Exercise requirements: Which lines hold the word "partido"? Copy each of them from the material.
____________
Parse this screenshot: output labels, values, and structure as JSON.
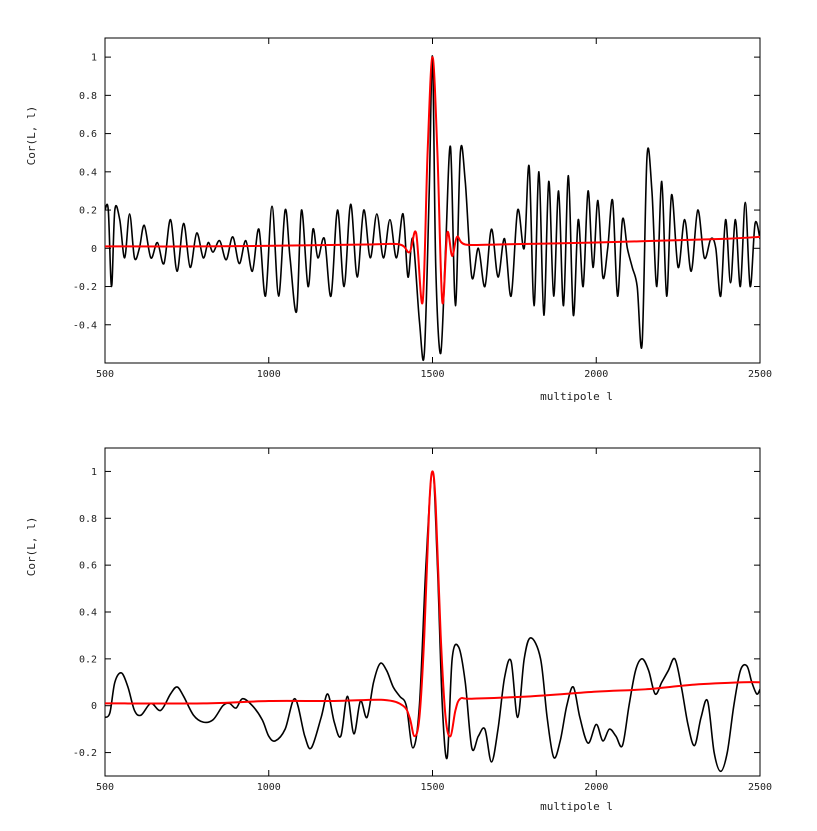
{
  "chart_data": [
    {
      "type": "line",
      "title": "",
      "xlabel": "multipole l",
      "ylabel": "Cor(L, l)",
      "xlim": [
        500,
        2500
      ],
      "ylim": [
        -0.6,
        1.1
      ],
      "xticks": [
        500,
        1000,
        1500,
        2000,
        2500
      ],
      "xtick_labels": [
        "500",
        "1000",
        "1500",
        "2000",
        "2500"
      ],
      "yticks": [
        -0.4,
        -0.2,
        0,
        0.2,
        0.4,
        0.6,
        0.8,
        1
      ],
      "ytick_labels": [
        "-0.4",
        "-0.2",
        "0",
        "0.2",
        "0.4",
        "0.6",
        "0.8",
        "1"
      ],
      "grid": false,
      "series": [
        {
          "color": "#000000",
          "x": [
            500,
            510,
            520,
            530,
            545,
            560,
            575,
            590,
            605,
            620,
            640,
            660,
            680,
            700,
            720,
            740,
            760,
            780,
            800,
            815,
            830,
            850,
            870,
            890,
            910,
            930,
            950,
            970,
            990,
            1010,
            1030,
            1050,
            1065,
            1085,
            1100,
            1120,
            1135,
            1150,
            1170,
            1190,
            1210,
            1230,
            1250,
            1270,
            1290,
            1310,
            1330,
            1350,
            1370,
            1390,
            1410,
            1425,
            1440,
            1460,
            1475,
            1490,
            1500,
            1510,
            1525,
            1540,
            1555,
            1570,
            1585,
            1600,
            1620,
            1640,
            1660,
            1680,
            1700,
            1720,
            1740,
            1760,
            1780,
            1795,
            1810,
            1825,
            1840,
            1855,
            1870,
            1885,
            1900,
            1915,
            1930,
            1945,
            1960,
            1975,
            1990,
            2005,
            2020,
            2035,
            2050,
            2065,
            2080,
            2095,
            2110,
            2125,
            2140,
            2155,
            2170,
            2185,
            2200,
            2215,
            2230,
            2250,
            2270,
            2290,
            2310,
            2330,
            2350,
            2365,
            2380,
            2395,
            2410,
            2425,
            2440,
            2455,
            2470,
            2485,
            2500
          ],
          "y": [
            0.2,
            0.2,
            -0.2,
            0.2,
            0.15,
            -0.05,
            0.18,
            -0.05,
            0.0,
            0.12,
            -0.05,
            0.03,
            -0.08,
            0.15,
            -0.12,
            0.13,
            -0.1,
            0.08,
            -0.05,
            0.03,
            -0.02,
            0.04,
            -0.06,
            0.06,
            -0.08,
            0.04,
            -0.12,
            0.1,
            -0.25,
            0.22,
            -0.25,
            0.2,
            -0.05,
            -0.33,
            0.2,
            -0.2,
            0.1,
            -0.05,
            0.05,
            -0.25,
            0.2,
            -0.2,
            0.23,
            -0.15,
            0.2,
            -0.05,
            0.18,
            -0.05,
            0.15,
            -0.05,
            0.18,
            -0.15,
            0.05,
            -0.38,
            -0.55,
            0.3,
            1.0,
            -0.1,
            -0.55,
            0.0,
            0.53,
            -0.3,
            0.5,
            0.35,
            -0.15,
            0.0,
            -0.2,
            0.1,
            -0.15,
            0.05,
            -0.25,
            0.2,
            0.0,
            0.43,
            -0.3,
            0.4,
            -0.35,
            0.35,
            -0.25,
            0.3,
            -0.3,
            0.38,
            -0.35,
            0.15,
            -0.2,
            0.3,
            -0.1,
            0.25,
            -0.15,
            0.0,
            0.25,
            -0.25,
            0.15,
            0.0,
            -0.1,
            -0.2,
            -0.5,
            0.48,
            0.3,
            -0.2,
            0.35,
            -0.25,
            0.28,
            -0.1,
            0.15,
            -0.12,
            0.2,
            -0.05,
            0.05,
            0.0,
            -0.25,
            0.15,
            -0.18,
            0.15,
            -0.2,
            0.24,
            -0.2,
            0.13,
            0.05
          ],
          "interpolation": "smooth"
        },
        {
          "color": "#ff0000",
          "x": [
            500,
            800,
            1100,
            1300,
            1400,
            1430,
            1450,
            1470,
            1485,
            1500,
            1515,
            1530,
            1545,
            1560,
            1575,
            1600,
            1700,
            2000,
            2200,
            2400,
            2500
          ],
          "y": [
            0.01,
            0.01,
            0.015,
            0.02,
            0.02,
            -0.02,
            0.08,
            -0.28,
            0.5,
            1.0,
            0.5,
            -0.28,
            0.08,
            -0.04,
            0.06,
            0.02,
            0.02,
            0.03,
            0.04,
            0.05,
            0.06
          ],
          "interpolation": "smooth"
        }
      ]
    },
    {
      "type": "line",
      "title": "",
      "xlabel": "multipole l",
      "ylabel": "Cor(L, l)",
      "xlim": [
        500,
        2500
      ],
      "ylim": [
        -0.3,
        1.1
      ],
      "xticks": [
        500,
        1000,
        1500,
        2000,
        2500
      ],
      "xtick_labels": [
        "500",
        "1000",
        "1500",
        "2000",
        "2500"
      ],
      "yticks": [
        -0.2,
        0,
        0.2,
        0.4,
        0.6,
        0.8,
        1
      ],
      "ytick_labels": [
        "-0.2",
        "0",
        "0.2",
        "0.4",
        "0.6",
        "0.8",
        "1"
      ],
      "grid": false,
      "series": [
        {
          "color": "#000000",
          "x": [
            500,
            515,
            530,
            550,
            570,
            590,
            610,
            640,
            670,
            700,
            720,
            740,
            770,
            800,
            830,
            860,
            880,
            900,
            920,
            950,
            980,
            1000,
            1020,
            1050,
            1080,
            1110,
            1130,
            1160,
            1180,
            1200,
            1220,
            1240,
            1260,
            1280,
            1300,
            1320,
            1340,
            1360,
            1380,
            1400,
            1420,
            1440,
            1460,
            1480,
            1500,
            1515,
            1530,
            1545,
            1560,
            1580,
            1600,
            1620,
            1640,
            1660,
            1680,
            1700,
            1720,
            1740,
            1760,
            1780,
            1800,
            1830,
            1850,
            1870,
            1890,
            1910,
            1930,
            1950,
            1975,
            2000,
            2020,
            2040,
            2060,
            2080,
            2100,
            2120,
            2140,
            2160,
            2180,
            2200,
            2220,
            2240,
            2260,
            2280,
            2300,
            2320,
            2340,
            2360,
            2380,
            2400,
            2420,
            2440,
            2460,
            2475,
            2490,
            2500
          ],
          "y": [
            -0.05,
            -0.03,
            0.1,
            0.14,
            0.08,
            -0.02,
            -0.04,
            0.01,
            -0.02,
            0.05,
            0.08,
            0.04,
            -0.04,
            -0.07,
            -0.06,
            0.0,
            0.01,
            -0.01,
            0.03,
            0.0,
            -0.06,
            -0.13,
            -0.15,
            -0.1,
            0.03,
            -0.13,
            -0.18,
            -0.05,
            0.05,
            -0.07,
            -0.13,
            0.04,
            -0.12,
            0.02,
            -0.05,
            0.1,
            0.18,
            0.15,
            0.08,
            0.04,
            0.0,
            -0.18,
            0.0,
            0.6,
            1.0,
            0.6,
            0.0,
            -0.22,
            0.2,
            0.25,
            0.1,
            -0.18,
            -0.13,
            -0.1,
            -0.24,
            -0.1,
            0.12,
            0.19,
            -0.05,
            0.2,
            0.29,
            0.2,
            -0.05,
            -0.22,
            -0.15,
            0.0,
            0.08,
            -0.05,
            -0.16,
            -0.08,
            -0.15,
            -0.1,
            -0.13,
            -0.17,
            0.0,
            0.15,
            0.2,
            0.15,
            0.05,
            0.1,
            0.15,
            0.2,
            0.08,
            -0.08,
            -0.17,
            -0.05,
            0.02,
            -0.2,
            -0.28,
            -0.2,
            0.0,
            0.15,
            0.17,
            0.1,
            0.05,
            0.07
          ],
          "interpolation": "smooth"
        },
        {
          "color": "#ff0000",
          "x": [
            500,
            800,
            1000,
            1200,
            1350,
            1410,
            1430,
            1445,
            1460,
            1475,
            1490,
            1500,
            1510,
            1525,
            1540,
            1555,
            1570,
            1585,
            1620,
            1800,
            2000,
            2150,
            2300,
            2450,
            2500
          ],
          "y": [
            0.01,
            0.01,
            0.02,
            0.02,
            0.025,
            0.0,
            -0.05,
            -0.13,
            -0.05,
            0.3,
            0.85,
            1.0,
            0.85,
            0.3,
            -0.05,
            -0.13,
            -0.02,
            0.03,
            0.03,
            0.04,
            0.06,
            0.07,
            0.09,
            0.1,
            0.1
          ],
          "interpolation": "smooth"
        }
      ]
    }
  ]
}
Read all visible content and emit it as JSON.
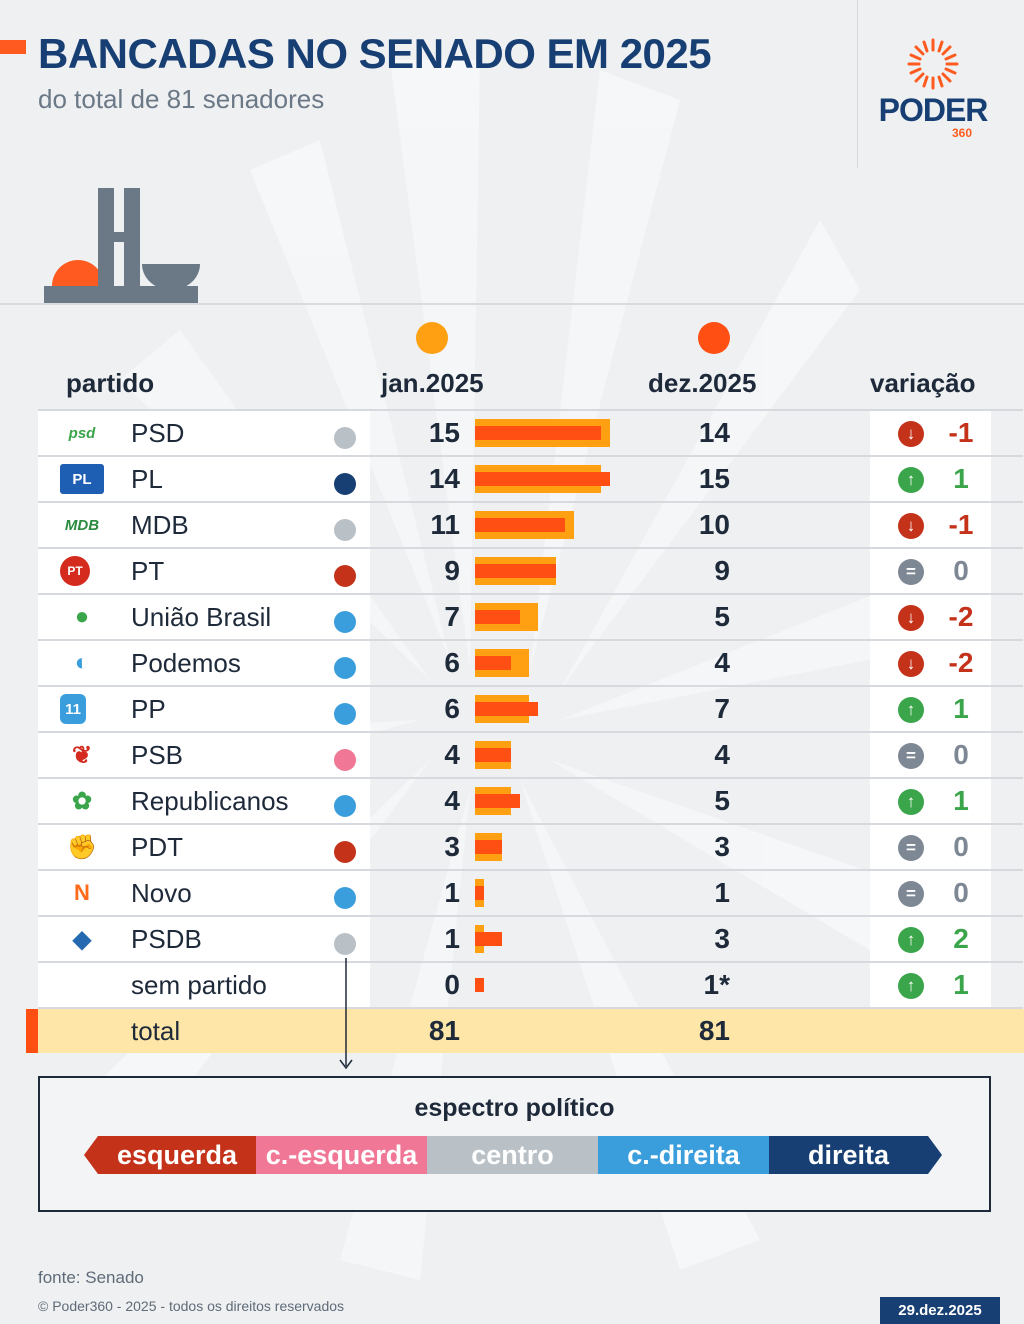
{
  "header": {
    "title": "BANCADAS NO SENADO EM 2025",
    "subtitle": "do total de 81 senadores",
    "logo_word": "PODER",
    "logo_number": "360"
  },
  "columns": {
    "party": "partido",
    "jan": "jan.2025",
    "dez": "dez.2025",
    "variation": "variação"
  },
  "colors": {
    "jan": "#ffa012",
    "dez": "#ff4f12",
    "up": "#3aa54a",
    "down": "#c4321a",
    "equal": "#7d8894"
  },
  "chart_data": {
    "type": "bar",
    "title": "BANCADAS NO SENADO EM 2025",
    "subtitle": "do total de 81 senadores",
    "categories": [
      "PSD",
      "PL",
      "MDB",
      "PT",
      "União Brasil",
      "Podemos",
      "PP",
      "PSB",
      "Republicanos",
      "PDT",
      "Novo",
      "PSDB",
      "sem partido"
    ],
    "series": [
      {
        "name": "jan.2025",
        "values": [
          15,
          14,
          11,
          9,
          7,
          6,
          6,
          4,
          4,
          3,
          1,
          1,
          0
        ]
      },
      {
        "name": "dez.2025",
        "values": [
          14,
          15,
          10,
          9,
          5,
          4,
          7,
          4,
          5,
          3,
          1,
          3,
          1
        ]
      }
    ],
    "variation": [
      -1,
      1,
      -1,
      0,
      -2,
      -2,
      1,
      0,
      1,
      0,
      0,
      2,
      1
    ],
    "dez_labels": [
      "14",
      "15",
      "10",
      "9",
      "5",
      "4",
      "7",
      "4",
      "5",
      "3",
      "1",
      "3",
      "1*"
    ],
    "xlim": [
      0,
      15
    ],
    "total": {
      "label": "total",
      "jan": 81,
      "dez": 81
    }
  },
  "rows": [
    {
      "name": "PSD",
      "logo": "psd",
      "spectrum": "centro",
      "jan": "15",
      "dez": "14",
      "var": "-1",
      "trend": "down"
    },
    {
      "name": "PL",
      "logo": "PL",
      "spectrum": "direita",
      "jan": "14",
      "dez": "15",
      "var": "1",
      "trend": "up"
    },
    {
      "name": "MDB",
      "logo": "MDB",
      "spectrum": "centro",
      "jan": "11",
      "dez": "10",
      "var": "-1",
      "trend": "down"
    },
    {
      "name": "PT",
      "logo": "PT",
      "spectrum": "esquerda",
      "jan": "9",
      "dez": "9",
      "var": "0",
      "trend": "equal"
    },
    {
      "name": "União Brasil",
      "logo": "",
      "spectrum": "centro-direita",
      "jan": "7",
      "dez": "5",
      "var": "-2",
      "trend": "down"
    },
    {
      "name": "Podemos",
      "logo": "",
      "spectrum": "centro-direita",
      "jan": "6",
      "dez": "4",
      "var": "-2",
      "trend": "down"
    },
    {
      "name": "PP",
      "logo": "11",
      "spectrum": "centro-direita",
      "jan": "6",
      "dez": "7",
      "var": "1",
      "trend": "up"
    },
    {
      "name": "PSB",
      "logo": "",
      "spectrum": "centro-esquerda",
      "jan": "4",
      "dez": "4",
      "var": "0",
      "trend": "equal"
    },
    {
      "name": "Republicanos",
      "logo": "",
      "spectrum": "centro-direita",
      "jan": "4",
      "dez": "5",
      "var": "1",
      "trend": "up"
    },
    {
      "name": "PDT",
      "logo": "",
      "spectrum": "esquerda",
      "jan": "3",
      "dez": "3",
      "var": "0",
      "trend": "equal"
    },
    {
      "name": "Novo",
      "logo": "N",
      "spectrum": "centro-direita",
      "jan": "1",
      "dez": "1",
      "var": "0",
      "trend": "equal"
    },
    {
      "name": "PSDB",
      "logo": "",
      "spectrum": "centro",
      "jan": "1",
      "dez": "3",
      "var": "2",
      "trend": "up"
    },
    {
      "name": "sem partido",
      "logo": "",
      "spectrum": "",
      "jan": "0",
      "dez": "1*",
      "var": "1",
      "trend": "up"
    }
  ],
  "total": {
    "label": "total",
    "jan": "81",
    "dez": "81"
  },
  "spectrum": {
    "title": "espectro político",
    "segments": [
      {
        "label": "esquerda",
        "color": "#c4321a"
      },
      {
        "label": "c.-esquerda",
        "color": "#f07896"
      },
      {
        "label": "centro",
        "color": "#b9c0c6"
      },
      {
        "label": "c.-direita",
        "color": "#3b9edc"
      },
      {
        "label": "direita",
        "color": "#183f73"
      }
    ]
  },
  "spectrum_colors": {
    "esquerda": "#c4321a",
    "centro-esquerda": "#f07896",
    "centro": "#b9c0c6",
    "centro-direita": "#3b9edc",
    "direita": "#183f73"
  },
  "footer": {
    "source": "fonte: Senado",
    "copyright": "© Poder360 - 2025 - todos os direitos reservados",
    "date": "29.dez.2025"
  }
}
____________
Solution:
    "party": "partido",
      "sem partido"
      "name": "sem partido",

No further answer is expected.